# The request
Copy out the entries below, starting with the line that contains "I need the location" and continuing through the line that contains "label: Hunan: 湖南108 [588, 1760, 666, 1786]".
>> START Data for this task
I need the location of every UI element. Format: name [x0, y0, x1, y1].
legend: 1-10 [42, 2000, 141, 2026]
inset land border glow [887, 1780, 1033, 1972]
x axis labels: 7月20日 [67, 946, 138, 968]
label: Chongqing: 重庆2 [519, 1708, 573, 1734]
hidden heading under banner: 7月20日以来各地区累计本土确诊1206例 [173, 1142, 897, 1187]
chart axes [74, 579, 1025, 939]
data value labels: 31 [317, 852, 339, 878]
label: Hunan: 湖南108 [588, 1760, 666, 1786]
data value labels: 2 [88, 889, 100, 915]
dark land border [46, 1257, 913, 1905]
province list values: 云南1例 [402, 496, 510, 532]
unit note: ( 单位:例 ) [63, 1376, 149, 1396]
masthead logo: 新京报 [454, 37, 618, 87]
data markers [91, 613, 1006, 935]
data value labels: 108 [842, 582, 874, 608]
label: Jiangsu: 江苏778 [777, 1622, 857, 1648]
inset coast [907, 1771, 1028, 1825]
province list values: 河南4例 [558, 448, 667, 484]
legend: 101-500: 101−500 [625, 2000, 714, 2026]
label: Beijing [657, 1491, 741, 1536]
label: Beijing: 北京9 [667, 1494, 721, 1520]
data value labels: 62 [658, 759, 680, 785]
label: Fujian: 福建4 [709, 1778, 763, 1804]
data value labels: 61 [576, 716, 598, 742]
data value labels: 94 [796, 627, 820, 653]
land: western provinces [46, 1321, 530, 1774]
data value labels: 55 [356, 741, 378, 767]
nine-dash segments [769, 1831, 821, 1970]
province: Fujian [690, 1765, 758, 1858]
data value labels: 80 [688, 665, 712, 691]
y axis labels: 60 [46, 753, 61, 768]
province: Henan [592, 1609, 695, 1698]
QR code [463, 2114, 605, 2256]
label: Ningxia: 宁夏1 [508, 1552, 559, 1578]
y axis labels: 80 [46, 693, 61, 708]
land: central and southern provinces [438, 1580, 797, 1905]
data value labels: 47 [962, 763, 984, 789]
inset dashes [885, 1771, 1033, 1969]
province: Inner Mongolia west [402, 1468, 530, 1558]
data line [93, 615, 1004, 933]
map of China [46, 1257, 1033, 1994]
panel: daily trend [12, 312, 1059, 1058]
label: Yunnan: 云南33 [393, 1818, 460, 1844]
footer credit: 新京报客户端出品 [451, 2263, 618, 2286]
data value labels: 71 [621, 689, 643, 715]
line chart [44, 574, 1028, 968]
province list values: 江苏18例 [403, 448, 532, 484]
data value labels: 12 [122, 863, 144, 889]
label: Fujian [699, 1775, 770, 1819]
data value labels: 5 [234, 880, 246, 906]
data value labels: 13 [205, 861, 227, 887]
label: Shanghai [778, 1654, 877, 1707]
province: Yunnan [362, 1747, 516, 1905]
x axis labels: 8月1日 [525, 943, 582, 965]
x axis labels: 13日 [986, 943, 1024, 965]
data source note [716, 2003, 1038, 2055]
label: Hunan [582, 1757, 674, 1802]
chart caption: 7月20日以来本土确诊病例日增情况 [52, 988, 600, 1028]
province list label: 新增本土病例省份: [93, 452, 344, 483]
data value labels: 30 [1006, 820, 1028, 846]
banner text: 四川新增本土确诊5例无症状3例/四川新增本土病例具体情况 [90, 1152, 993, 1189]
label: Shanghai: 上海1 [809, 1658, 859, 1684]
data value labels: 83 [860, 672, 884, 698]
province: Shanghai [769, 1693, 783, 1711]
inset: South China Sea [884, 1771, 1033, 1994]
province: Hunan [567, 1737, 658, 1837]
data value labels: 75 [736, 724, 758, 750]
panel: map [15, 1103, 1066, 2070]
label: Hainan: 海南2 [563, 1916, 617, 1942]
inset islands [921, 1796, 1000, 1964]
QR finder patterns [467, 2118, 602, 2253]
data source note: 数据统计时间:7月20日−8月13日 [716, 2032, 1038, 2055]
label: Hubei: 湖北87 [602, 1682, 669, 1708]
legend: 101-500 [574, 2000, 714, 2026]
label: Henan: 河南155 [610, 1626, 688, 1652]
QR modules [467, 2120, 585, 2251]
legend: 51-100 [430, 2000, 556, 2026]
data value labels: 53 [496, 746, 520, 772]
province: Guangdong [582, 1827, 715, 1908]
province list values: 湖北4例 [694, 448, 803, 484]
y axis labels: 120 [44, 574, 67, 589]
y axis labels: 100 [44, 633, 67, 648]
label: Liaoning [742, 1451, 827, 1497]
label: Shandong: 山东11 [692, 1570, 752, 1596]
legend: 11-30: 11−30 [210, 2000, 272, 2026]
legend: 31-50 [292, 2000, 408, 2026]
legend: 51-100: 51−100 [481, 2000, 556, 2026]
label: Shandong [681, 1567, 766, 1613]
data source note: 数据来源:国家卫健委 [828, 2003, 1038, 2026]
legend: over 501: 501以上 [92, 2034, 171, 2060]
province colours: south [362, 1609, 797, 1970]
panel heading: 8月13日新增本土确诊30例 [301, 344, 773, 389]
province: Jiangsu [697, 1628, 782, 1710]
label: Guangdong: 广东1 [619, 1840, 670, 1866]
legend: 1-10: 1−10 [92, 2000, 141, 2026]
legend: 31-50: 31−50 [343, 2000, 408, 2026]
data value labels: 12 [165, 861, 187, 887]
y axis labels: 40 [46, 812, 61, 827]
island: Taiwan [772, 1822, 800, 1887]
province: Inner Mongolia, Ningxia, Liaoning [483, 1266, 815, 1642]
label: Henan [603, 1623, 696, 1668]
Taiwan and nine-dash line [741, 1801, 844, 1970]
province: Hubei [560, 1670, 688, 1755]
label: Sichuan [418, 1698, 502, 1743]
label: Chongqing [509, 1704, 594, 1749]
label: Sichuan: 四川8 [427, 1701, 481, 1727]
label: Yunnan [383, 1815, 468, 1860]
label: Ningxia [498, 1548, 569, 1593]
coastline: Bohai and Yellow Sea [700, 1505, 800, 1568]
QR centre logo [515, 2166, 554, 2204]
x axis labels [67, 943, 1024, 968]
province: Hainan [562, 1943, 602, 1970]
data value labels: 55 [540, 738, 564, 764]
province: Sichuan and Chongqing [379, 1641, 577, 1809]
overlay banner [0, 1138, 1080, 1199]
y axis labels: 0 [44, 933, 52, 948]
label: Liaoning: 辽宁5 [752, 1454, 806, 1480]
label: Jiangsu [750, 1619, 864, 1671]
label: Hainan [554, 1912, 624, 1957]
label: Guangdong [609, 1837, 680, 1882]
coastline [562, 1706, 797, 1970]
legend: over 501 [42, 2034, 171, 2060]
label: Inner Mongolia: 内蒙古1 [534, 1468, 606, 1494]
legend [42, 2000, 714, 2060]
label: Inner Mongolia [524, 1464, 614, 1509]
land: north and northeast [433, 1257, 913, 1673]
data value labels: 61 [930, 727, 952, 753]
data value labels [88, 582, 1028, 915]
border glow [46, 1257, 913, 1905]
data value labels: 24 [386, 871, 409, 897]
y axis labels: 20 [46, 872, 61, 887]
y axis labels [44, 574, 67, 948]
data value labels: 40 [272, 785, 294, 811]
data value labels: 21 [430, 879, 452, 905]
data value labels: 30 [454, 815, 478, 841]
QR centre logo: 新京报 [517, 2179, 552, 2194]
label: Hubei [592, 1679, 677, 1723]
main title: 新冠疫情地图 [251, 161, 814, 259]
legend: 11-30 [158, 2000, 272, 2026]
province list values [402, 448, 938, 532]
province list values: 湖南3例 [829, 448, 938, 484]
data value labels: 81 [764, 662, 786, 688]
>> END Data for this task
>> START Data for this task
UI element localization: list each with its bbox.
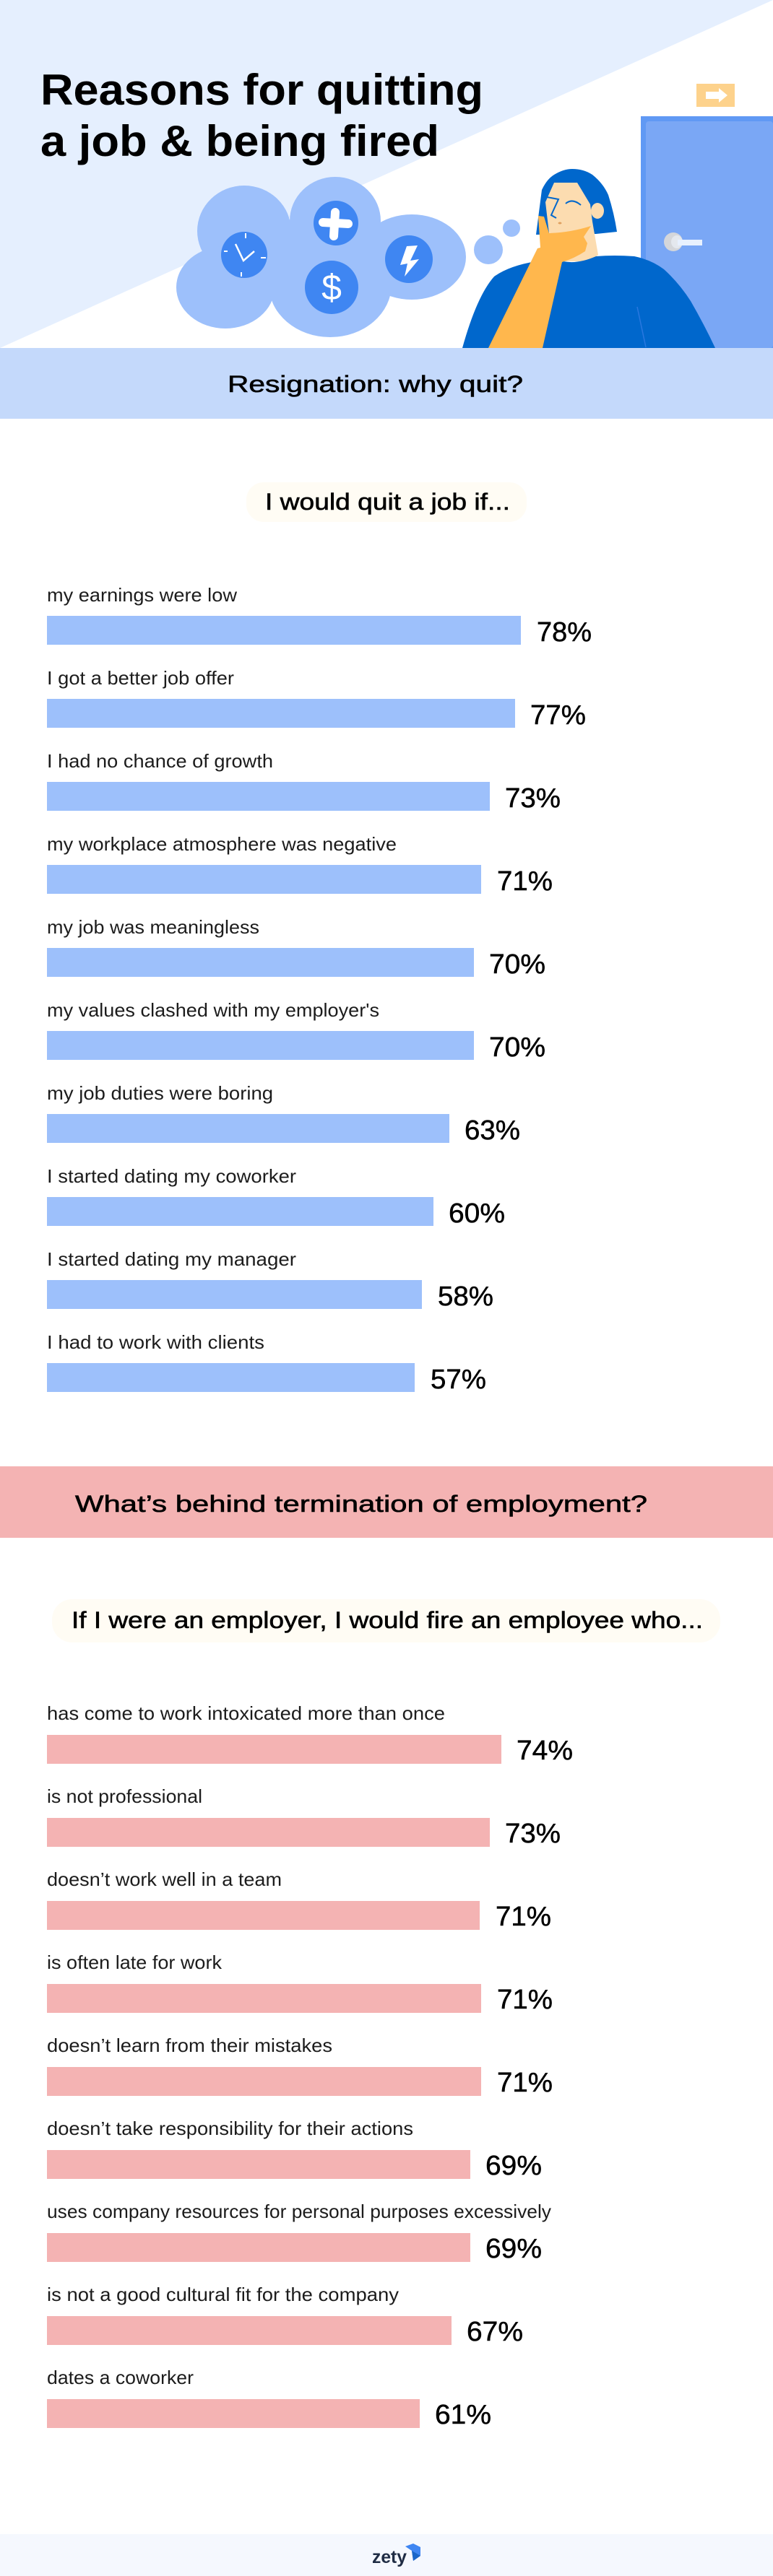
>> END Data for this task
# Written response
I need the location of every UI element. Format: name [x0, y0, x1, y1].
legend: 1-10 [42, 2000, 141, 2026]
inset land border glow [887, 1780, 1033, 1972]
x axis labels: 7月20日 [67, 946, 138, 968]
label: Chongqing: 重庆2 [519, 1708, 573, 1734]
hidden heading under banner: 7月20日以来各地区累计本土确诊1206例 [173, 1142, 897, 1187]
chart axes [74, 579, 1025, 939]
data value labels: 31 [317, 852, 339, 878]
label: Hunan: 湖南108 [588, 1760, 666, 1786]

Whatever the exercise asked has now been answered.